* _TASK INSTRUCTIONS_:
Output the entries word for word. Omit images.

Part of a data file:
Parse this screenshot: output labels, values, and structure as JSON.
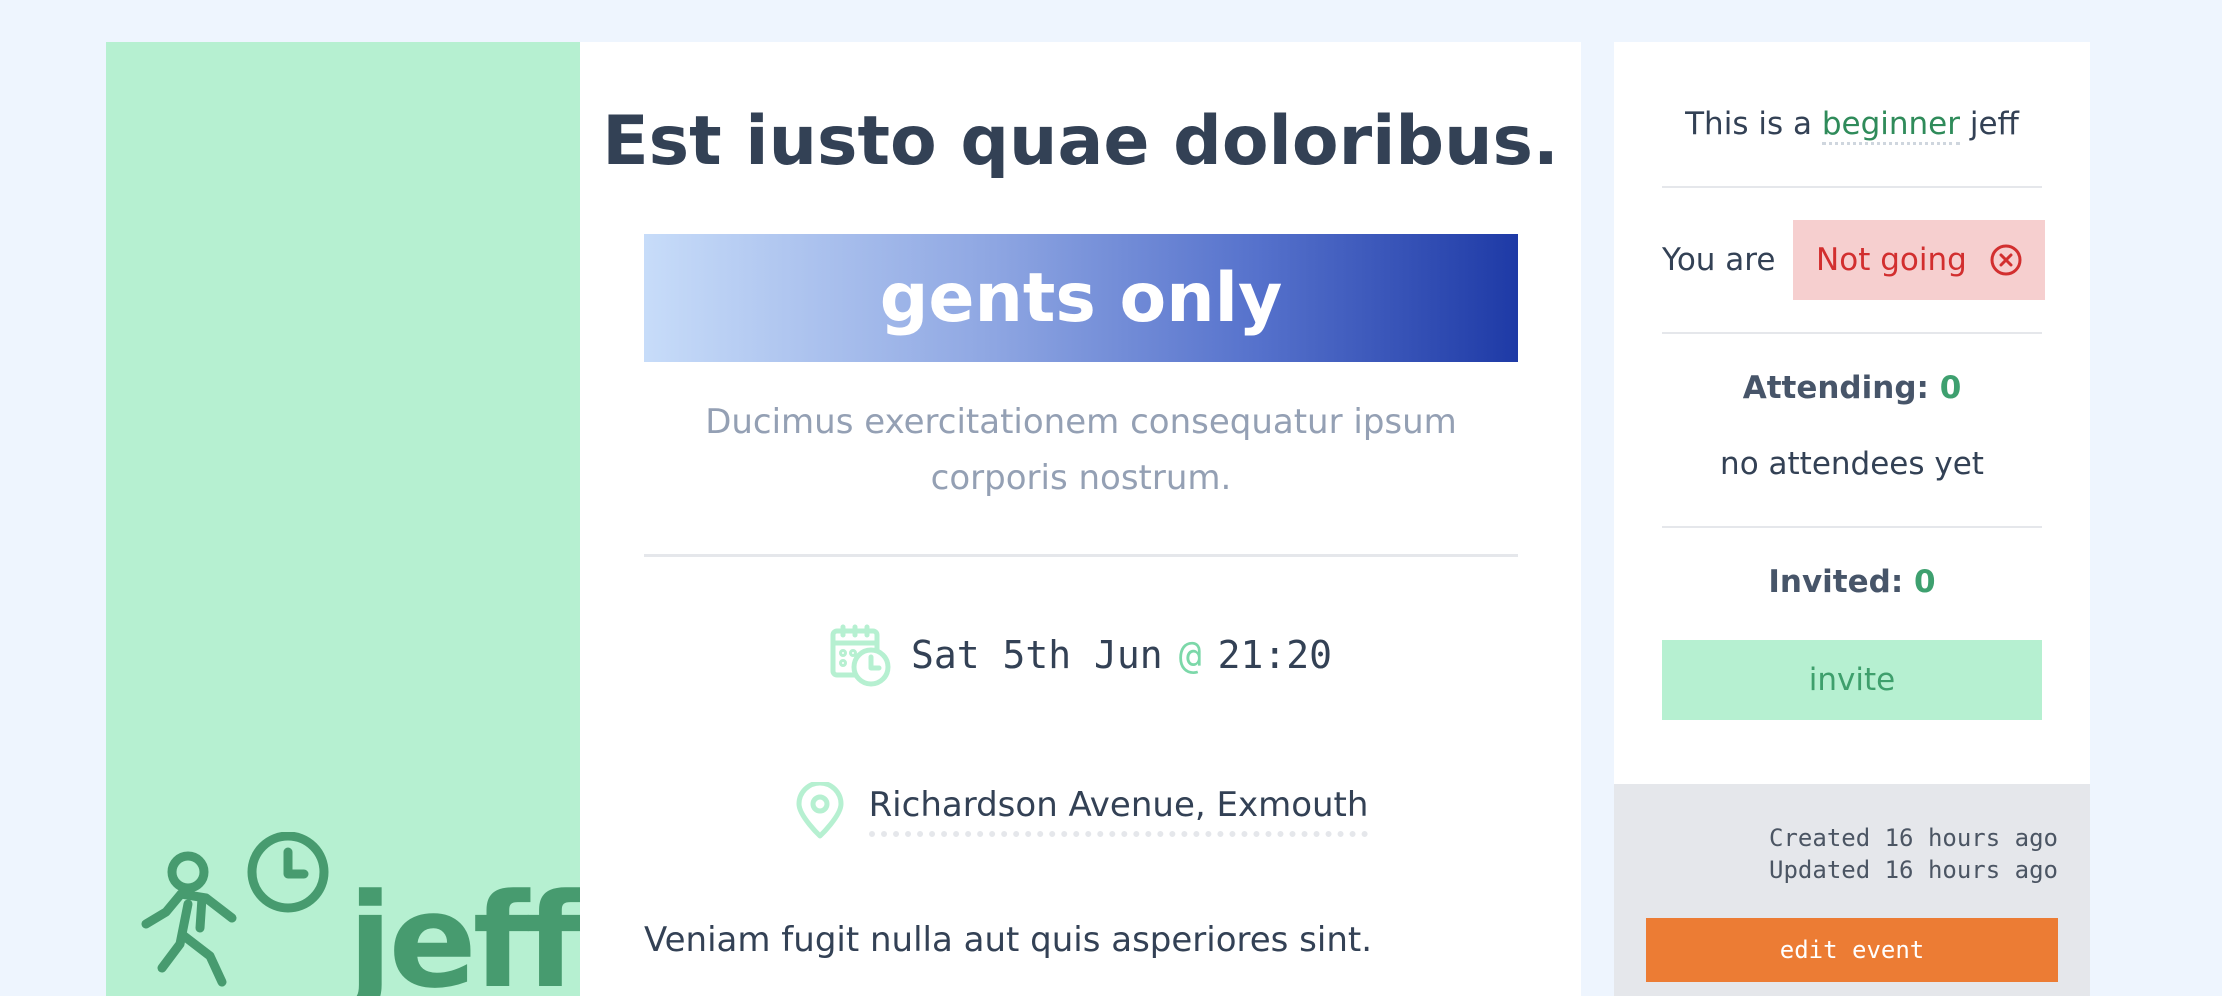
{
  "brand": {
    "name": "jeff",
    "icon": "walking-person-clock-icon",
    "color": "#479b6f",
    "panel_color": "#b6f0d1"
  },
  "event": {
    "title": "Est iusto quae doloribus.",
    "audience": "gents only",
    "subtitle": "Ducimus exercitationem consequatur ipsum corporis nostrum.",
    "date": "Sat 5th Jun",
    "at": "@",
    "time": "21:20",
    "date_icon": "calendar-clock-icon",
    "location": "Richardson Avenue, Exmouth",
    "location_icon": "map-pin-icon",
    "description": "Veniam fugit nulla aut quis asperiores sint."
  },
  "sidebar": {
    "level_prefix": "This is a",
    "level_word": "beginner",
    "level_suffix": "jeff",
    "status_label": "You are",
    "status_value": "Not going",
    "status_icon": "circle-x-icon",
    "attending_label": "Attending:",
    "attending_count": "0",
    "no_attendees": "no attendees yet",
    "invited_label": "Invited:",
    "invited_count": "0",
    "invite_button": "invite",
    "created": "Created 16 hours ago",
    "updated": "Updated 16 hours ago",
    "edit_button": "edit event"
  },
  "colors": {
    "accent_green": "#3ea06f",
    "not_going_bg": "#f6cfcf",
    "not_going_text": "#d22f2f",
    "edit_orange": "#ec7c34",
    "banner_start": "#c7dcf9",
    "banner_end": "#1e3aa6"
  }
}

* _OUTPUT OF THE EXERCISE_:
Parse this screenshot: output labels, values, and structure as JSON.
{
  "brand": {
    "name": "jeff",
    "icon": "walking-person-clock-icon",
    "color": "#479b6f",
    "panel_color": "#b6f0d1"
  },
  "event": {
    "title": "Est iusto quae doloribus.",
    "audience": "gents only",
    "subtitle": "Ducimus exercitationem consequatur ipsum corporis nostrum.",
    "date": "Sat 5th Jun",
    "at": "@",
    "time": "21:20",
    "date_icon": "calendar-clock-icon",
    "location": "Richardson Avenue, Exmouth",
    "location_icon": "map-pin-icon",
    "description": "Veniam fugit nulla aut quis asperiores sint."
  },
  "sidebar": {
    "level_prefix": "This is a",
    "level_word": "beginner",
    "level_suffix": "jeff",
    "status_label": "You are",
    "status_value": "Not going",
    "status_icon": "circle-x-icon",
    "attending_label": "Attending:",
    "attending_count": "0",
    "no_attendees": "no attendees yet",
    "invited_label": "Invited:",
    "invited_count": "0",
    "invite_button": "invite",
    "created": "Created 16 hours ago",
    "updated": "Updated 16 hours ago",
    "edit_button": "edit event"
  },
  "colors": {
    "accent_green": "#3ea06f",
    "not_going_bg": "#f6cfcf",
    "not_going_text": "#d22f2f",
    "edit_orange": "#ec7c34",
    "banner_start": "#c7dcf9",
    "banner_end": "#1e3aa6"
  }
}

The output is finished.